Task details
Copy each line of the records that contains the word "value".

═════ Provided records ═════

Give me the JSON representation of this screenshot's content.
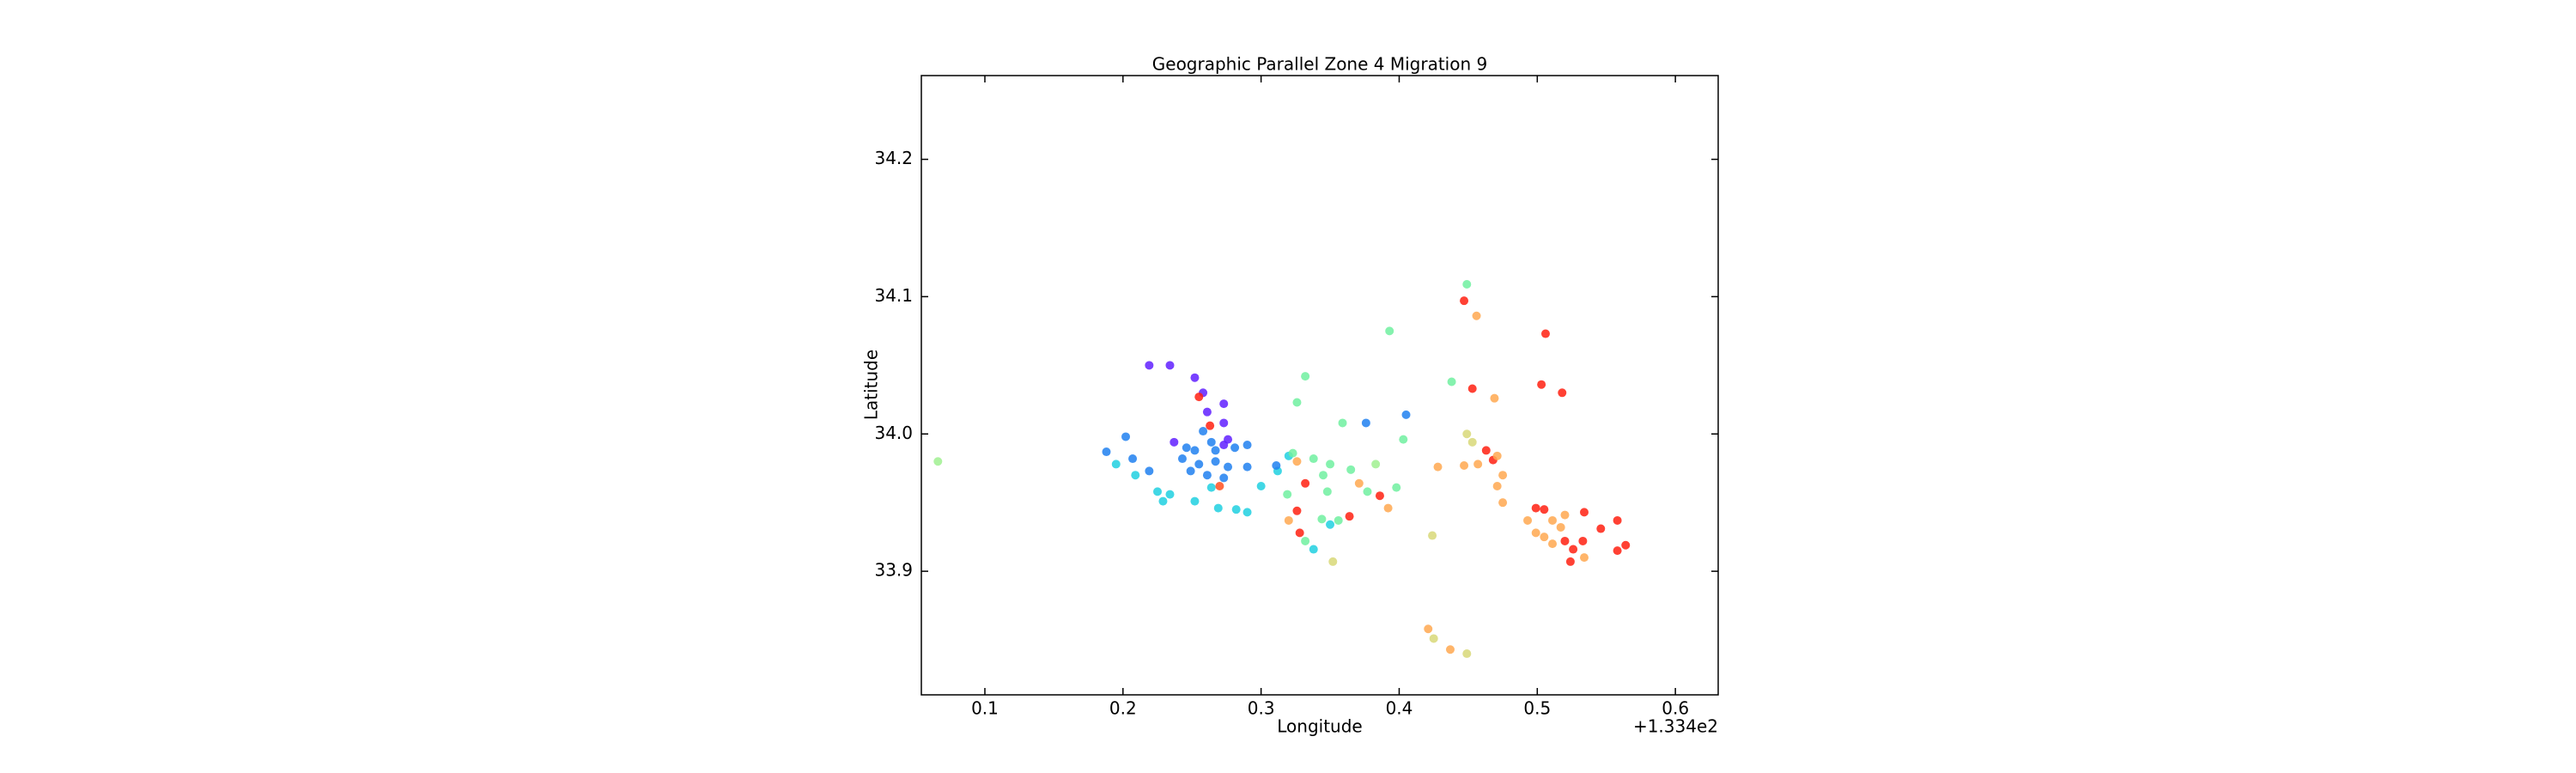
{
  "chart_data": {
    "type": "scatter",
    "title": "Geographic Parallel Zone 4 Migration 9",
    "xlabel": "Longitude",
    "ylabel": "Latitude",
    "x_offset_label": "+1.334e2",
    "xlim": [
      133.454,
      134.031
    ],
    "ylim": [
      33.81,
      34.261
    ],
    "xticks": [
      {
        "value": 133.5,
        "label": "0.1"
      },
      {
        "value": 133.6,
        "label": "0.2"
      },
      {
        "value": 133.7,
        "label": "0.3"
      },
      {
        "value": 133.8,
        "label": "0.4"
      },
      {
        "value": 133.9,
        "label": "0.5"
      },
      {
        "value": 134.0,
        "label": "0.6"
      }
    ],
    "yticks": [
      33.9,
      {
        "value": 34,
        "label": "34.0"
      },
      34.1,
      34.2
    ],
    "x": [
      133.466,
      133.619,
      133.634,
      133.652,
      133.658,
      133.655,
      133.673,
      133.661,
      133.663,
      133.673,
      133.658,
      133.664,
      133.676,
      133.673,
      133.637,
      133.646,
      133.652,
      133.667,
      133.681,
      133.69,
      133.643,
      133.655,
      133.667,
      133.676,
      133.649,
      133.661,
      133.673,
      133.69,
      133.588,
      133.602,
      133.595,
      133.607,
      133.619,
      133.609,
      133.625,
      133.634,
      133.629,
      133.652,
      133.664,
      133.669,
      133.682,
      133.69,
      133.7,
      133.712,
      133.711,
      133.72,
      133.67,
      133.732,
      133.726,
      133.723,
      133.726,
      133.738,
      133.745,
      133.75,
      133.748,
      133.719,
      133.732,
      133.726,
      133.72,
      133.728,
      133.732,
      133.738,
      133.744,
      133.756,
      133.75,
      133.759,
      133.776,
      133.765,
      133.771,
      133.777,
      133.786,
      133.783,
      133.798,
      133.792,
      133.764,
      133.793,
      133.805,
      133.803,
      133.828,
      133.824,
      133.752,
      133.849,
      133.847,
      133.856,
      133.906,
      133.903,
      133.918,
      133.838,
      133.853,
      133.869,
      133.849,
      133.853,
      133.863,
      133.868,
      133.871,
      133.857,
      133.847,
      133.875,
      133.871,
      133.875,
      133.899,
      133.905,
      133.893,
      133.899,
      133.911,
      133.92,
      133.934,
      133.946,
      133.958,
      133.917,
      133.905,
      133.911,
      133.92,
      133.926,
      133.924,
      133.934,
      133.958,
      133.964,
      133.933,
      133.821,
      133.825,
      133.837,
      133.849
    ],
    "y": [
      33.98,
      34.05,
      34.05,
      34.041,
      34.03,
      34.027,
      34.022,
      34.016,
      34.006,
      34.008,
      34.002,
      33.994,
      33.996,
      33.992,
      33.994,
      33.99,
      33.988,
      33.988,
      33.99,
      33.992,
      33.982,
      33.978,
      33.98,
      33.976,
      33.973,
      33.97,
      33.968,
      33.976,
      33.987,
      33.998,
      33.978,
      33.982,
      33.973,
      33.97,
      33.958,
      33.956,
      33.951,
      33.951,
      33.961,
      33.946,
      33.945,
      33.943,
      33.962,
      33.973,
      33.977,
      33.984,
      33.962,
      34.042,
      34.023,
      33.986,
      33.98,
      33.982,
      33.97,
      33.978,
      33.958,
      33.956,
      33.964,
      33.944,
      33.937,
      33.928,
      33.922,
      33.916,
      33.938,
      33.937,
      33.934,
      34.008,
      34.008,
      33.974,
      33.964,
      33.958,
      33.955,
      33.978,
      33.961,
      33.946,
      33.94,
      34.075,
      34.014,
      33.996,
      33.976,
      33.926,
      33.907,
      34.109,
      34.097,
      34.086,
      34.073,
      34.036,
      34.03,
      34.038,
      34.033,
      34.026,
      34.0,
      33.994,
      33.988,
      33.981,
      33.984,
      33.978,
      33.977,
      33.97,
      33.962,
      33.95,
      33.946,
      33.945,
      33.937,
      33.928,
      33.937,
      33.941,
      33.943,
      33.931,
      33.937,
      33.932,
      33.925,
      33.92,
      33.922,
      33.916,
      33.907,
      33.91,
      33.915,
      33.919,
      33.922,
      33.858,
      33.851,
      33.843,
      33.84
    ],
    "colors": [
      "#a0f090",
      "#6020ff",
      "#6020ff",
      "#6020ff",
      "#6020ff",
      "#ff2010",
      "#6020ff",
      "#6020ff",
      "#ff2010",
      "#6020ff",
      "#2080f0",
      "#2080f0",
      "#6020ff",
      "#6020ff",
      "#6020ff",
      "#2080f0",
      "#2080f0",
      "#2080f0",
      "#2080f0",
      "#2080f0",
      "#2080f0",
      "#2080f0",
      "#2080f0",
      "#2080f0",
      "#2080f0",
      "#2080f0",
      "#2080f0",
      "#2080f0",
      "#2080f0",
      "#2080f0",
      "#20d0e0",
      "#2080f0",
      "#2080f0",
      "#20d0e0",
      "#20d0e0",
      "#20d0e0",
      "#20d0e0",
      "#20d0e0",
      "#20d0e0",
      "#20d0e0",
      "#20d0e0",
      "#20d0e0",
      "#20d0e0",
      "#20d0e0",
      "#2080f0",
      "#20d0e0",
      "#ff5020",
      "#70f0a0",
      "#70f0a0",
      "#70f0a0",
      "#ffa850",
      "#70f0a0",
      "#70f0a0",
      "#70f0a0",
      "#70f0a0",
      "#70f0a0",
      "#ff2010",
      "#ff2010",
      "#ffa850",
      "#ff2010",
      "#70f0a0",
      "#20d0e0",
      "#70f0a0",
      "#70f0a0",
      "#20d0e0",
      "#70f0a0",
      "#2080f0",
      "#70f0a0",
      "#ffa850",
      "#70f0a0",
      "#ff2010",
      "#a0f090",
      "#70f0a0",
      "#ffa850",
      "#ff2010",
      "#70f0a0",
      "#2080f0",
      "#70f0a0",
      "#ffa850",
      "#d8d878",
      "#d8d878",
      "#70f0a0",
      "#ff2010",
      "#ffa850",
      "#ff2010",
      "#ff2010",
      "#ff2010",
      "#70f0a0",
      "#ff2010",
      "#ffa850",
      "#d8d878",
      "#d8d878",
      "#ff2010",
      "#ff2010",
      "#ffa850",
      "#ffa850",
      "#ffa850",
      "#ffa850",
      "#ffa850",
      "#ffa850",
      "#ff2010",
      "#ff2010",
      "#ffa850",
      "#ffa850",
      "#ffa850",
      "#ffa850",
      "#ff2010",
      "#ff2010",
      "#ff2010",
      "#ffa850",
      "#ffa850",
      "#ffa850",
      "#ff2010",
      "#ff2010",
      "#ff2010",
      "#ffa850",
      "#ff2010",
      "#ff2010",
      "#ff2010",
      "#ffa850",
      "#d8d878",
      "#ffa850",
      "#d8d878"
    ]
  }
}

═════

Response to this task
        "value": 133.5,
        "value": 133.6,
        "value": 133.7,
        "value": 133.8,
        "value": 133.9,
        "value": 134.0,
        "value": 34,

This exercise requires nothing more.